> [Task instructions]
Skip every picture and copy only the lines from the one containing "Read the values" to the final line of the records below.

> [Data in this exercise]
==========
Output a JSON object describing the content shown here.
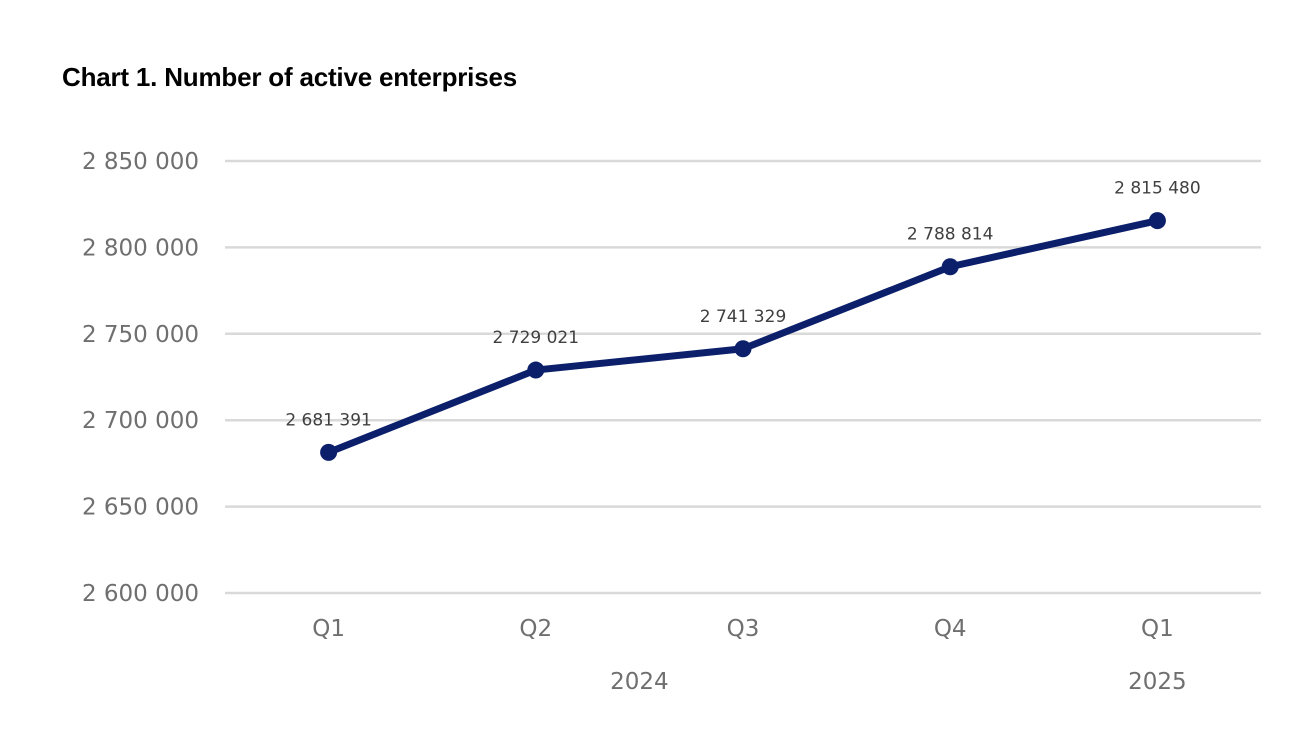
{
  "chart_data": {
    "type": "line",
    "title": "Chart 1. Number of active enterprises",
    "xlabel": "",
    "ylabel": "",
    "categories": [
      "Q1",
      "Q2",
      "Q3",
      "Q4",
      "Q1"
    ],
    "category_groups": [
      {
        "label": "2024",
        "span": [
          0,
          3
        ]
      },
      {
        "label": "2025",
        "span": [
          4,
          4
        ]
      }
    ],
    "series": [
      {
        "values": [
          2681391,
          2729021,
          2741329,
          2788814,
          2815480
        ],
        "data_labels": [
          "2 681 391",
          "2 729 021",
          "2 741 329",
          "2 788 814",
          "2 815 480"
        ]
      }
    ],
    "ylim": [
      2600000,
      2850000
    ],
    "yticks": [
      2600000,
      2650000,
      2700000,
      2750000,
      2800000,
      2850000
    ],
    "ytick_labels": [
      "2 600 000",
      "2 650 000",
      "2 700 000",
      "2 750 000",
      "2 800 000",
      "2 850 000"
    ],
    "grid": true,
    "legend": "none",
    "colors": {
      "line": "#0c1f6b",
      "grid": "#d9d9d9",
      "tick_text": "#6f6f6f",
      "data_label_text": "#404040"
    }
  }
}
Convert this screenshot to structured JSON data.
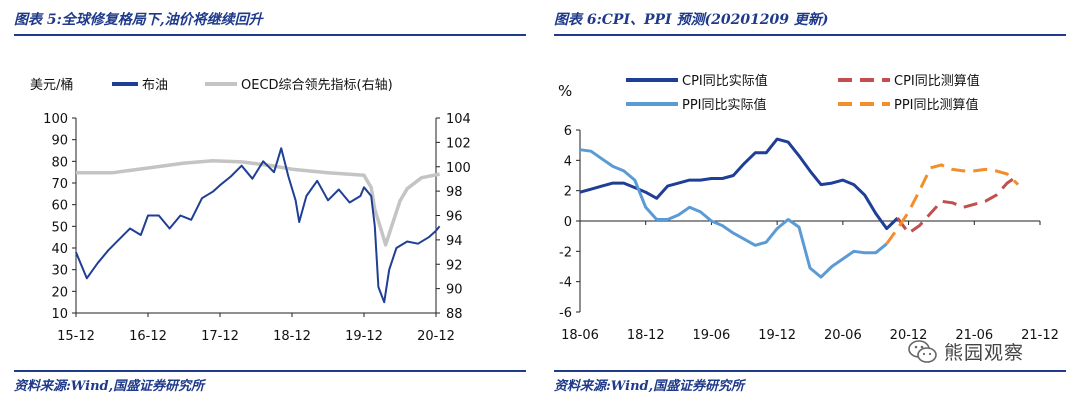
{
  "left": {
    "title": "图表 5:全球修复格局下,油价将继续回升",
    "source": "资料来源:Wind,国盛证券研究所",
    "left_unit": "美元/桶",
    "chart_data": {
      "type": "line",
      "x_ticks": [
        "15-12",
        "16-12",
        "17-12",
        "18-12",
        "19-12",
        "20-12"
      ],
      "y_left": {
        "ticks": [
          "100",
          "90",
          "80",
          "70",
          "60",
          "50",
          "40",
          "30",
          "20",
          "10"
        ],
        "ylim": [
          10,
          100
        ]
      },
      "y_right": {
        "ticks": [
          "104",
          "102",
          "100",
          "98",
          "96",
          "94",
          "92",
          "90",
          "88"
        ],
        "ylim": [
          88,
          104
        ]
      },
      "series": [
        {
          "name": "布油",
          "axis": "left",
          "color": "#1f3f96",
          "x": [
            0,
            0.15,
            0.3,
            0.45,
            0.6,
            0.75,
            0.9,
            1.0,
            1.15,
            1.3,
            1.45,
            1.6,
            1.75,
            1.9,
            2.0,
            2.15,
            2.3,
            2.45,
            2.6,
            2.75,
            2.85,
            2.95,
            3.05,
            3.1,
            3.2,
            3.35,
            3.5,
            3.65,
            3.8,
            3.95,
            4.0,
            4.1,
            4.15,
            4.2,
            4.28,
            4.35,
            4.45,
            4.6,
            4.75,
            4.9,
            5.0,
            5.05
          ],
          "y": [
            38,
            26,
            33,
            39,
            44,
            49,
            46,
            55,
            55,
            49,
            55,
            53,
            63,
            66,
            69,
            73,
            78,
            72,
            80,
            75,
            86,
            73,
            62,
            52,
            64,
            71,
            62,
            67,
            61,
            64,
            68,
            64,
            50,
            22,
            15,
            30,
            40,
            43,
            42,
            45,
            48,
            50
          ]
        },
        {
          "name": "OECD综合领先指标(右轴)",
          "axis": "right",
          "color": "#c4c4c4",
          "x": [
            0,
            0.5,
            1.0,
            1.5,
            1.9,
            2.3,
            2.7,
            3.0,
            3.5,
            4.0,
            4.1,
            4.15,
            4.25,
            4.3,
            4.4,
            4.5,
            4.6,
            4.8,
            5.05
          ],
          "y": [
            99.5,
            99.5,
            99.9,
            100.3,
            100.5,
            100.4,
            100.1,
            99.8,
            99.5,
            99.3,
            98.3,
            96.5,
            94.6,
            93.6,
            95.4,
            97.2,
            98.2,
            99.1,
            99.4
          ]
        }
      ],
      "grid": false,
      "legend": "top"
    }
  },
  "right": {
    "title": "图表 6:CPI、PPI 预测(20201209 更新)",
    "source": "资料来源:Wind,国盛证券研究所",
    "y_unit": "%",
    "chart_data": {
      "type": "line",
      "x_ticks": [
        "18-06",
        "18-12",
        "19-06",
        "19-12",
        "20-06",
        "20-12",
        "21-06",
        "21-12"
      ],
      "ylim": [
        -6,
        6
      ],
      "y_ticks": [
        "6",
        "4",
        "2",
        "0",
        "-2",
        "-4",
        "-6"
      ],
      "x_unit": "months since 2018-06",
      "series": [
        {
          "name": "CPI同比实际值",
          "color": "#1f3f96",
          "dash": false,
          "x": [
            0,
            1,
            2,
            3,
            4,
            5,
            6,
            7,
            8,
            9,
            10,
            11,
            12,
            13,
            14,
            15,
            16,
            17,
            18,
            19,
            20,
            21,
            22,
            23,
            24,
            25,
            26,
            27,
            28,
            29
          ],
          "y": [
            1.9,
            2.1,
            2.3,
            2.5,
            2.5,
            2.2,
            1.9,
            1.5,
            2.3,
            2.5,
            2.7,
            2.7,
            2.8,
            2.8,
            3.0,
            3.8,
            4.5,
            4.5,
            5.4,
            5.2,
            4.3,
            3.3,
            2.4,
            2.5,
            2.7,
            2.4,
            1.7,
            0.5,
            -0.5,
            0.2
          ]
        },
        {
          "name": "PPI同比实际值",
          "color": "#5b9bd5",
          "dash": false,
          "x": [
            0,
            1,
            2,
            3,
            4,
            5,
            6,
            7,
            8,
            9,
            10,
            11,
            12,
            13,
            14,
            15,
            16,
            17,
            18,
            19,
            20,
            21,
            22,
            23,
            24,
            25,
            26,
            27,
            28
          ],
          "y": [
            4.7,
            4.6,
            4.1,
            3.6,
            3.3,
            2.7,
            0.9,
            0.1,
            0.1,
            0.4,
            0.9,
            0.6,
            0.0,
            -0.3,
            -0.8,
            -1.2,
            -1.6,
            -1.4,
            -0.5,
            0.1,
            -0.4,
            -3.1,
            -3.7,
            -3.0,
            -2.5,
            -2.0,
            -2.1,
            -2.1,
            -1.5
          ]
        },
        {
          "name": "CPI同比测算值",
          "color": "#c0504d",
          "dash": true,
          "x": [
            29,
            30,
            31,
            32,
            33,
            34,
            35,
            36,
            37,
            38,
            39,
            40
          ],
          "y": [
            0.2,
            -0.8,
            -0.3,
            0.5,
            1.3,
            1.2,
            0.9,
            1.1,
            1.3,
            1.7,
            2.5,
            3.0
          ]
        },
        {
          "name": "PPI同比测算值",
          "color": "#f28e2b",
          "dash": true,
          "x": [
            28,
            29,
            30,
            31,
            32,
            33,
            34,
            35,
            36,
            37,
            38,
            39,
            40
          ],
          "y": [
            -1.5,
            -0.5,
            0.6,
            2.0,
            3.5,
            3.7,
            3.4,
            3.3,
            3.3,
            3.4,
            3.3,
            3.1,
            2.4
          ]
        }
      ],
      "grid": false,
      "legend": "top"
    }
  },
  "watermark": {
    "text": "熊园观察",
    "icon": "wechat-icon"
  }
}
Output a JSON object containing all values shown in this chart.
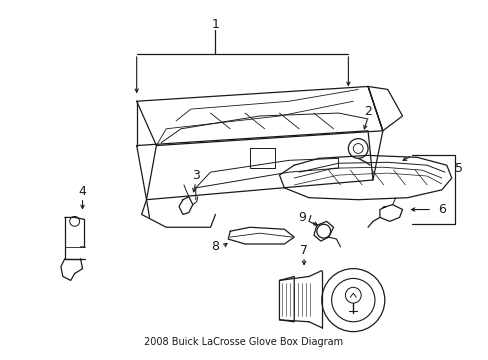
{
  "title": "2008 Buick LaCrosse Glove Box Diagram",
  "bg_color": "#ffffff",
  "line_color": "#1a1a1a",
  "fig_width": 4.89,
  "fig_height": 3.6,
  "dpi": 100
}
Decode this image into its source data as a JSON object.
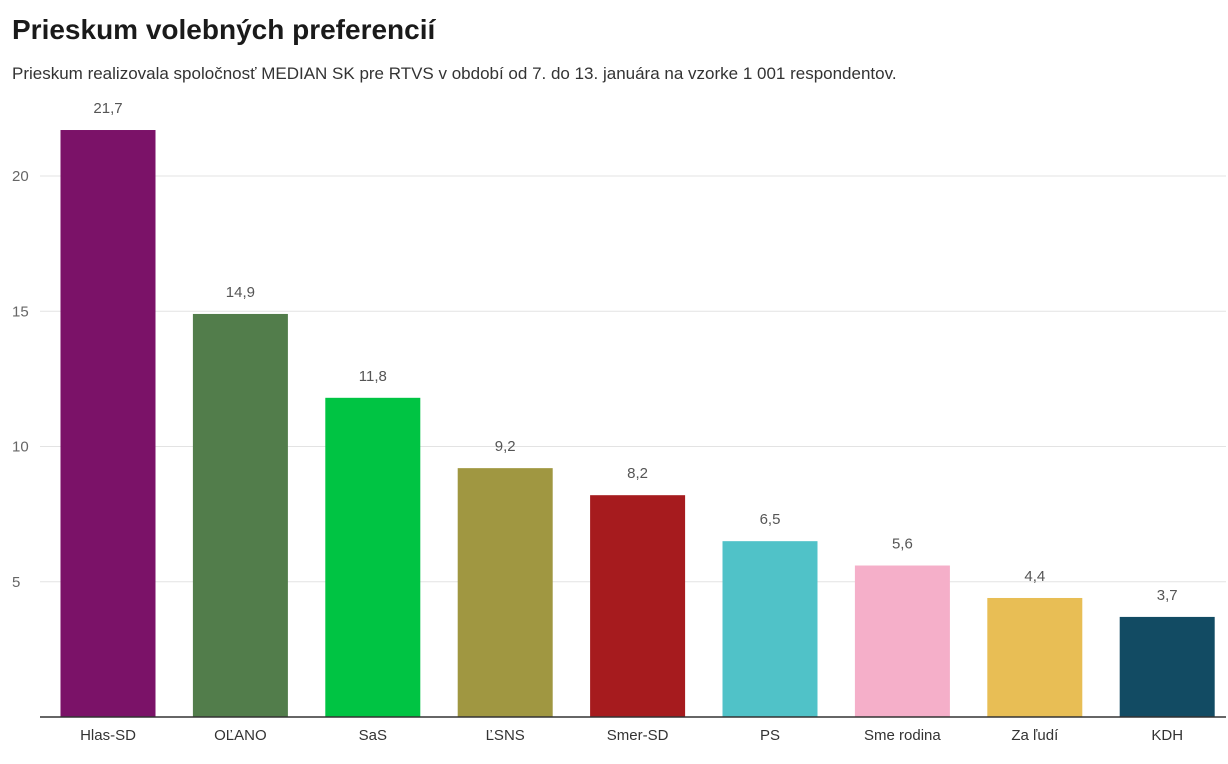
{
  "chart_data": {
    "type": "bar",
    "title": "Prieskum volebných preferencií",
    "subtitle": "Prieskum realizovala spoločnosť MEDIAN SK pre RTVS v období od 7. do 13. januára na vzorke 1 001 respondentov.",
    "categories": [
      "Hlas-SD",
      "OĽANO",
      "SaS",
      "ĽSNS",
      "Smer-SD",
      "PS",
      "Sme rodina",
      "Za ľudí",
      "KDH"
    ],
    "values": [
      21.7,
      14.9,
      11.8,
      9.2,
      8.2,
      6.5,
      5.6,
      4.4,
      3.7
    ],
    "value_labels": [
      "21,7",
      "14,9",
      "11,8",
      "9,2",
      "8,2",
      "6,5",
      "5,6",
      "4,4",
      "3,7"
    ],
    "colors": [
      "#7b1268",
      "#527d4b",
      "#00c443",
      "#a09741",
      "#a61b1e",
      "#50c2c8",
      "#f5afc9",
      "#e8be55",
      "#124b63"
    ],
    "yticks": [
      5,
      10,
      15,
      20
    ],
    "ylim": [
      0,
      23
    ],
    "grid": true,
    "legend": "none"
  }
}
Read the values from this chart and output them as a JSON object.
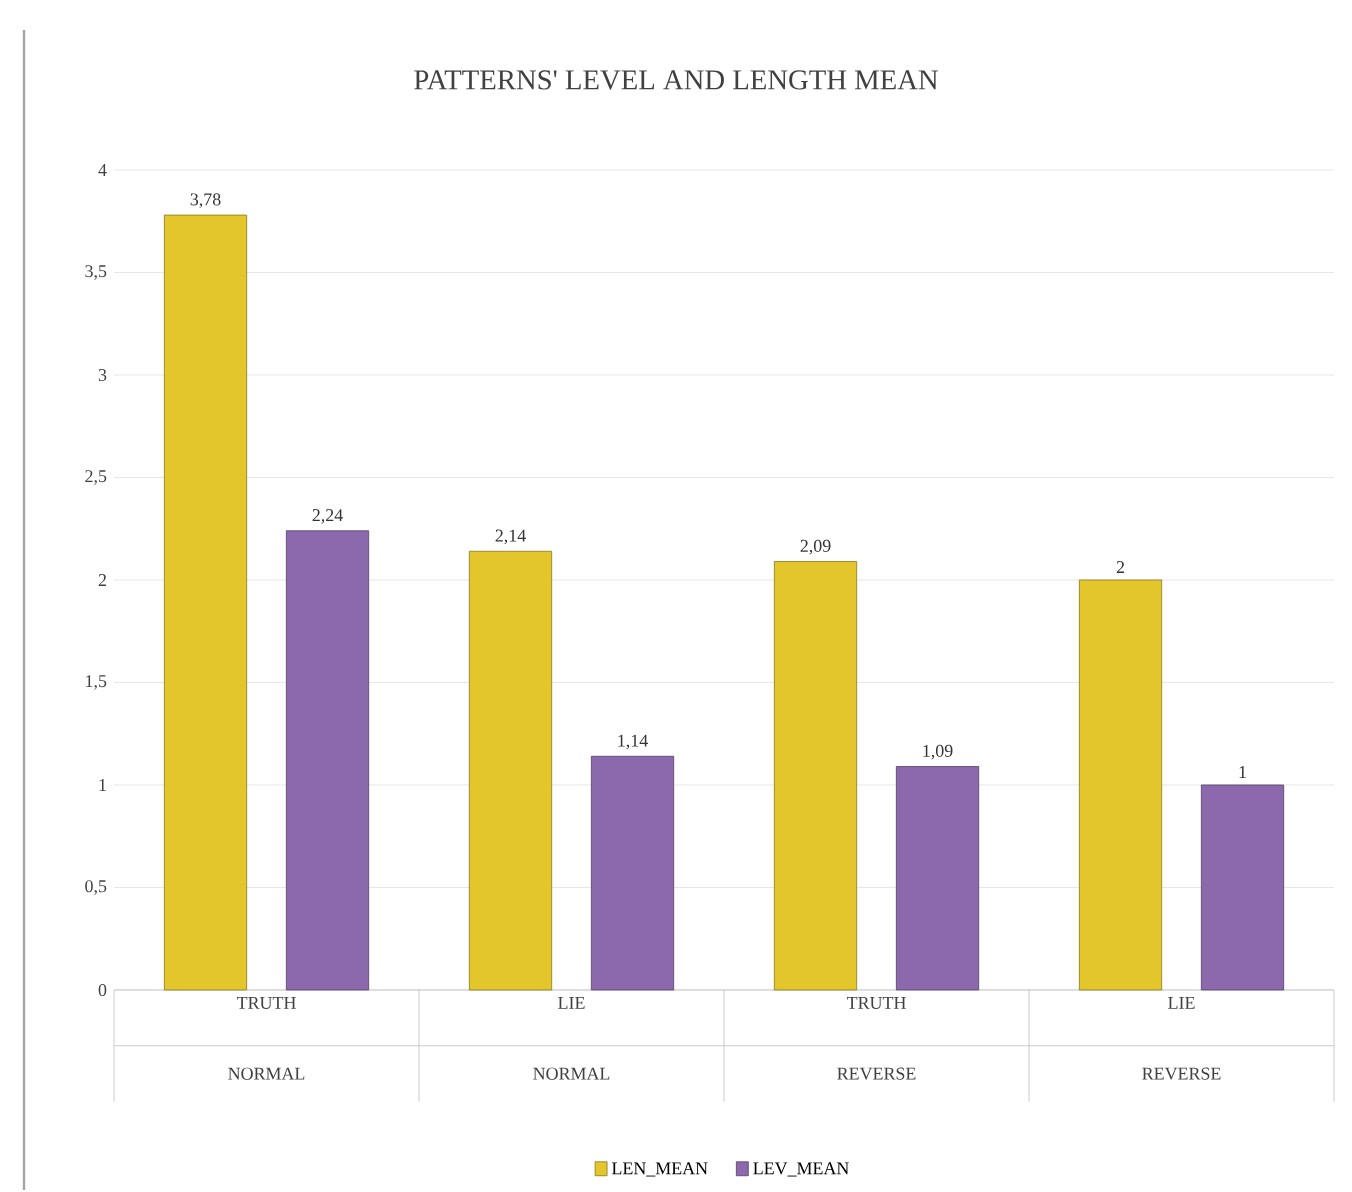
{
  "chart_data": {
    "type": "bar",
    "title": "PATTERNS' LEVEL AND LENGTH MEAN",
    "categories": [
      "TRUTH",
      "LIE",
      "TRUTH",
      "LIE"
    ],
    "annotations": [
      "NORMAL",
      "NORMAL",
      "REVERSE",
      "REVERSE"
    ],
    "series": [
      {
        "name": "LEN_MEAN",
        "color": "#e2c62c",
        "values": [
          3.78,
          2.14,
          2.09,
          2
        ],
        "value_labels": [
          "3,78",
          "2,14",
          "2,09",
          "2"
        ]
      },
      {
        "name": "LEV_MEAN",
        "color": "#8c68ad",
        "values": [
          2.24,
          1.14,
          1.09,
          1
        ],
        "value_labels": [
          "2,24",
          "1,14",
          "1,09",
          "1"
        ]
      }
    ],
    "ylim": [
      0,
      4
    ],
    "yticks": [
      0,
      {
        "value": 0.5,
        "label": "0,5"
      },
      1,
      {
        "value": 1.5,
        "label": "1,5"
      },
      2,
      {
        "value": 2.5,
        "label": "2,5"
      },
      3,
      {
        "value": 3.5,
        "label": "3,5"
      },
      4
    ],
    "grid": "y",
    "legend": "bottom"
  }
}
==========
> [Solution to this exercise]
Read the values from this chart and output them as a JSON object.
{
  "chart_data": {
    "type": "bar",
    "title": "PATTERNS' LEVEL AND LENGTH MEAN",
    "categories": [
      "TRUTH",
      "LIE",
      "TRUTH",
      "LIE"
    ],
    "annotations": [
      "NORMAL",
      "NORMAL",
      "REVERSE",
      "REVERSE"
    ],
    "series": [
      {
        "name": "LEN_MEAN",
        "color": "#e2c62c",
        "values": [
          3.78,
          2.14,
          2.09,
          2
        ],
        "value_labels": [
          "3,78",
          "2,14",
          "2,09",
          "2"
        ]
      },
      {
        "name": "LEV_MEAN",
        "color": "#8c68ad",
        "values": [
          2.24,
          1.14,
          1.09,
          1
        ],
        "value_labels": [
          "2,24",
          "1,14",
          "1,09",
          "1"
        ]
      }
    ],
    "ylim": [
      0,
      4
    ],
    "yticks": [
      0,
      {
        "value": 0.5,
        "label": "0,5"
      },
      1,
      {
        "value": 1.5,
        "label": "1,5"
      },
      2,
      {
        "value": 2.5,
        "label": "2,5"
      },
      3,
      {
        "value": 3.5,
        "label": "3,5"
      },
      4
    ],
    "grid": "y",
    "legend": "bottom"
  }
}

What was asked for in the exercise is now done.